_The data:_
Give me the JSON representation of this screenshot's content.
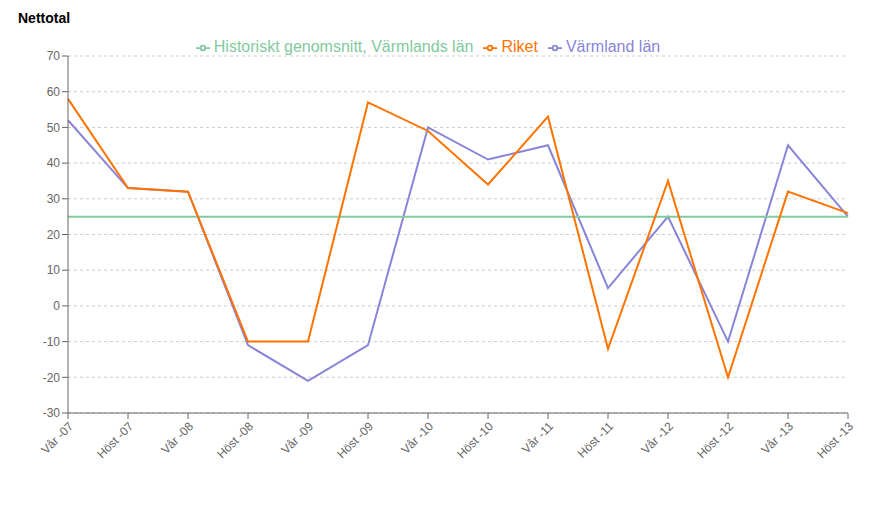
{
  "chart_data": {
    "type": "line",
    "ylabel": "Nettotal",
    "categories": [
      "Vår -07",
      "Höst -07",
      "Vår -08",
      "Höst -08",
      "Vår -09",
      "Höst -09",
      "Vår -10",
      "Höst -10",
      "Vår -11",
      "Höst -11",
      "Vår -12",
      "Höst -12",
      "Vår -13",
      "Höst -13"
    ],
    "series": [
      {
        "name": "Värmland län",
        "color": "#8884d8",
        "values": [
          52,
          33,
          32,
          -11,
          -21,
          -11,
          50,
          41,
          45,
          5,
          25,
          -10,
          45,
          25
        ]
      },
      {
        "name": "Historiskt genomsnitt, Värmlands län",
        "color": "#82ca9d",
        "values": [
          25,
          25,
          25,
          25,
          25,
          25,
          25,
          25,
          25,
          25,
          25,
          25,
          25,
          25
        ]
      },
      {
        "name": "Riket",
        "color": "#ff7300",
        "values": [
          58,
          33,
          32,
          -10,
          -10,
          57,
          49,
          34,
          53,
          -12,
          35,
          -20,
          32,
          26
        ]
      }
    ],
    "ylim": [
      -30,
      70
    ],
    "yticks": [
      -30,
      -20,
      -10,
      0,
      10,
      20,
      30,
      40,
      50,
      60,
      70
    ],
    "grid": true,
    "legend": "top"
  }
}
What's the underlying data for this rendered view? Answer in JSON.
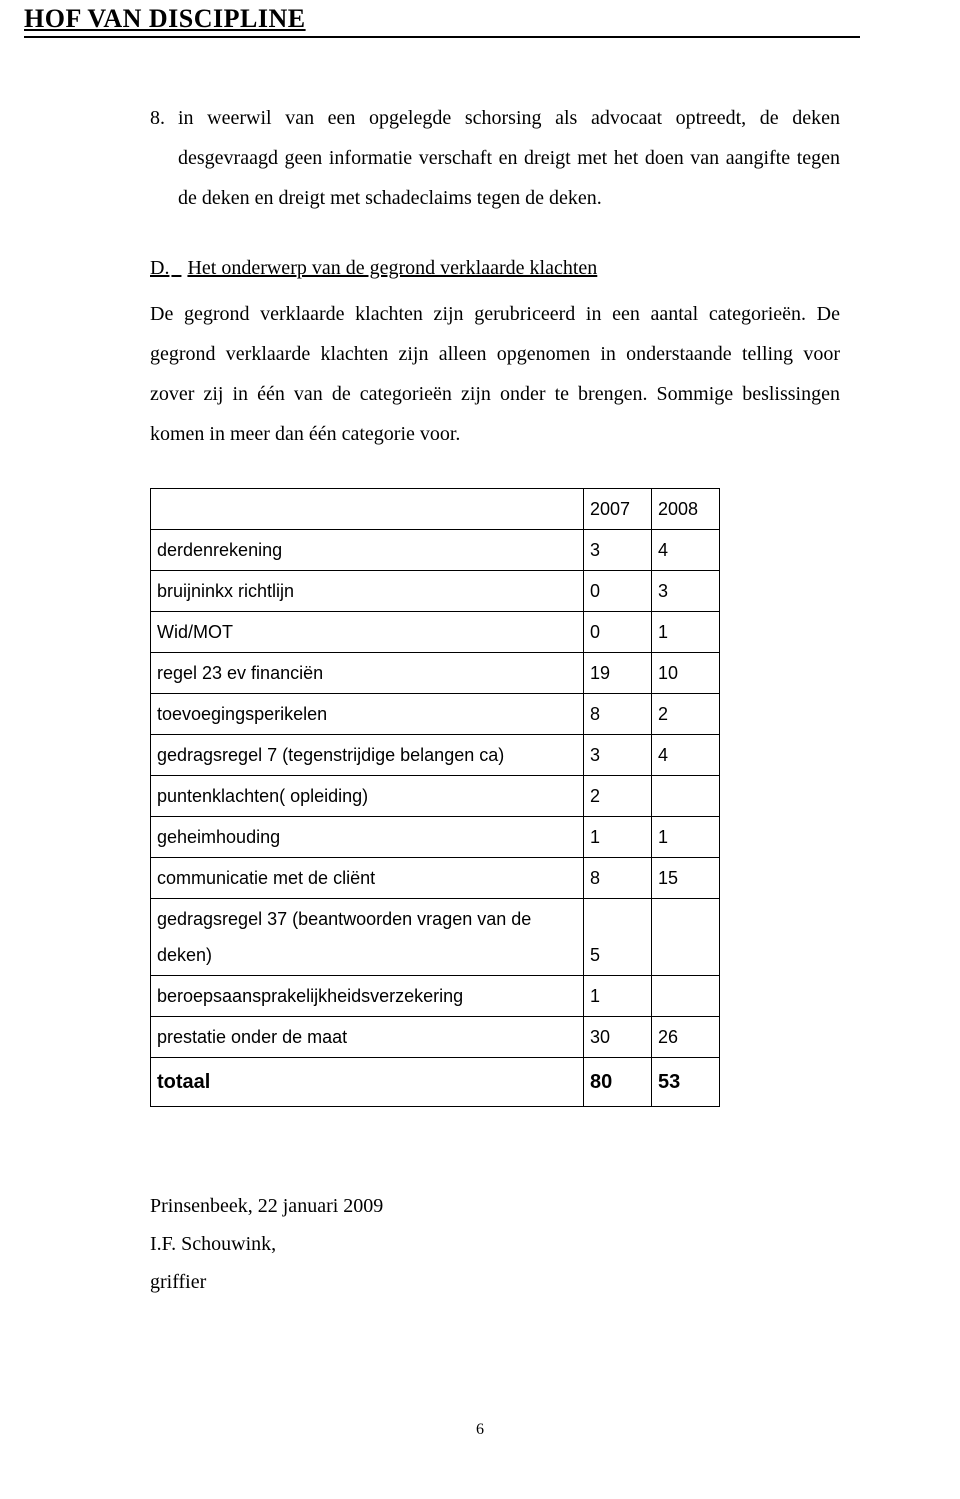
{
  "header": {
    "title": "HOF VAN DISCIPLINE"
  },
  "list": {
    "item8": {
      "num": "8.",
      "text": "in weerwil van een opgelegde schorsing als advocaat optreedt, de deken desgevraagd geen informatie verschaft en dreigt met het doen van aangifte tegen de deken en dreigt met schadeclaims tegen de deken."
    }
  },
  "sectionD": {
    "label": "D.",
    "title": "Het onderwerp van de gegrond verklaarde klachten",
    "para": "De gegrond verklaarde klachten zijn gerubriceerd in een aantal categorieën. De gegrond verklaarde klachten zijn alleen opgenomen in onderstaande telling voor zover zij in één van de categorieën zijn onder te brengen. Sommige beslissingen komen in meer dan één categorie voor."
  },
  "table": {
    "headers": [
      "",
      "2007",
      "2008"
    ],
    "rows": [
      {
        "label": "derdenrekening",
        "v2007": "3",
        "v2008": "4"
      },
      {
        "label": "bruijninkx richtlijn",
        "v2007": "0",
        "v2008": "3"
      },
      {
        "label": "Wid/MOT",
        "v2007": "0",
        "v2008": "1"
      },
      {
        "label": "regel 23 ev financiën",
        "v2007": "19",
        "v2008": "10"
      },
      {
        "label": "toevoegingsperikelen",
        "v2007": "8",
        "v2008": "2"
      },
      {
        "label": "gedragsregel 7 (tegenstrijdige belangen ca)",
        "v2007": "3",
        "v2008": "4"
      },
      {
        "label": "puntenklachten( opleiding)",
        "v2007": "2",
        "v2008": ""
      },
      {
        "label": "geheimhouding",
        "v2007": "1",
        "v2008": "1"
      },
      {
        "label": "communicatie met de cliënt",
        "v2007": "8",
        "v2008": "15"
      },
      {
        "label": "gedragsregel 37 (beantwoorden vragen van de deken)",
        "v2007": "5",
        "v2008": ""
      },
      {
        "label": "beroepsaansprakelijkheidsverzekering",
        "v2007": "1",
        "v2008": ""
      },
      {
        "label": "prestatie onder de maat",
        "v2007": "30",
        "v2008": "26"
      }
    ],
    "total": {
      "label": "totaal",
      "v2007": "80",
      "v2008": "53"
    }
  },
  "footer": {
    "place_date": "Prinsenbeek, 22 januari 2009",
    "name": "I.F. Schouwink,",
    "role": "griffier"
  },
  "page_number": "6"
}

_Exercise brief:_ Reproduce each entry above word for word. Pictures are not part of the copy.

_Response:_
Give me the JSON representation of this screenshot's content.
{
  "chart_data": {
    "type": "line",
    "ylabel": "Nettotal",
    "categories": [
      "Vår -07",
      "Höst -07",
      "Vår -08",
      "Höst -08",
      "Vår -09",
      "Höst -09",
      "Vår -10",
      "Höst -10",
      "Vår -11",
      "Höst -11",
      "Vår -12",
      "Höst -12",
      "Vår -13",
      "Höst -13"
    ],
    "series": [
      {
        "name": "Värmland län",
        "color": "#8884d8",
        "values": [
          52,
          33,
          32,
          -11,
          -21,
          -11,
          50,
          41,
          45,
          5,
          25,
          -10,
          45,
          25
        ]
      },
      {
        "name": "Historiskt genomsnitt, Värmlands län",
        "color": "#82ca9d",
        "values": [
          25,
          25,
          25,
          25,
          25,
          25,
          25,
          25,
          25,
          25,
          25,
          25,
          25,
          25
        ]
      },
      {
        "name": "Riket",
        "color": "#ff7300",
        "values": [
          58,
          33,
          32,
          -10,
          -10,
          57,
          49,
          34,
          53,
          -12,
          35,
          -20,
          32,
          26
        ]
      }
    ],
    "ylim": [
      -30,
      70
    ],
    "yticks": [
      -30,
      -20,
      -10,
      0,
      10,
      20,
      30,
      40,
      50,
      60,
      70
    ],
    "grid": true,
    "legend": "top"
  }
}
What's the underlying data for this rendered view? Answer in JSON.
{
  "header": {
    "title": "HOF VAN DISCIPLINE"
  },
  "list": {
    "item8": {
      "num": "8.",
      "text": "in weerwil van een opgelegde schorsing als advocaat optreedt, de deken desgevraagd geen informatie verschaft en dreigt met het doen van aangifte tegen de deken en dreigt met schadeclaims tegen de deken."
    }
  },
  "sectionD": {
    "label": "D.",
    "title": "Het onderwerp van de gegrond verklaarde klachten",
    "para": "De gegrond verklaarde klachten zijn gerubriceerd in een aantal categorieën. De gegrond verklaarde klachten zijn alleen opgenomen in onderstaande telling voor zover zij in één van de categorieën zijn onder te brengen. Sommige beslissingen komen in meer dan één categorie voor."
  },
  "table": {
    "headers": [
      "",
      "2007",
      "2008"
    ],
    "rows": [
      {
        "label": "derdenrekening",
        "v2007": "3",
        "v2008": "4"
      },
      {
        "label": "bruijninkx richtlijn",
        "v2007": "0",
        "v2008": "3"
      },
      {
        "label": "Wid/MOT",
        "v2007": "0",
        "v2008": "1"
      },
      {
        "label": "regel 23 ev financiën",
        "v2007": "19",
        "v2008": "10"
      },
      {
        "label": "toevoegingsperikelen",
        "v2007": "8",
        "v2008": "2"
      },
      {
        "label": "gedragsregel 7 (tegenstrijdige belangen ca)",
        "v2007": "3",
        "v2008": "4"
      },
      {
        "label": "puntenklachten( opleiding)",
        "v2007": "2",
        "v2008": ""
      },
      {
        "label": "geheimhouding",
        "v2007": "1",
        "v2008": "1"
      },
      {
        "label": "communicatie met de cliënt",
        "v2007": "8",
        "v2008": "15"
      },
      {
        "label": "gedragsregel 37 (beantwoorden vragen van de deken)",
        "v2007": "5",
        "v2008": ""
      },
      {
        "label": "beroepsaansprakelijkheidsverzekering",
        "v2007": "1",
        "v2008": ""
      },
      {
        "label": "prestatie onder de maat",
        "v2007": "30",
        "v2008": "26"
      }
    ],
    "total": {
      "label": "totaal",
      "v2007": "80",
      "v2008": "53"
    }
  },
  "footer": {
    "place_date": "Prinsenbeek, 22 januari 2009",
    "name": "I.F. Schouwink,",
    "role": "griffier"
  },
  "page_number": "6"
}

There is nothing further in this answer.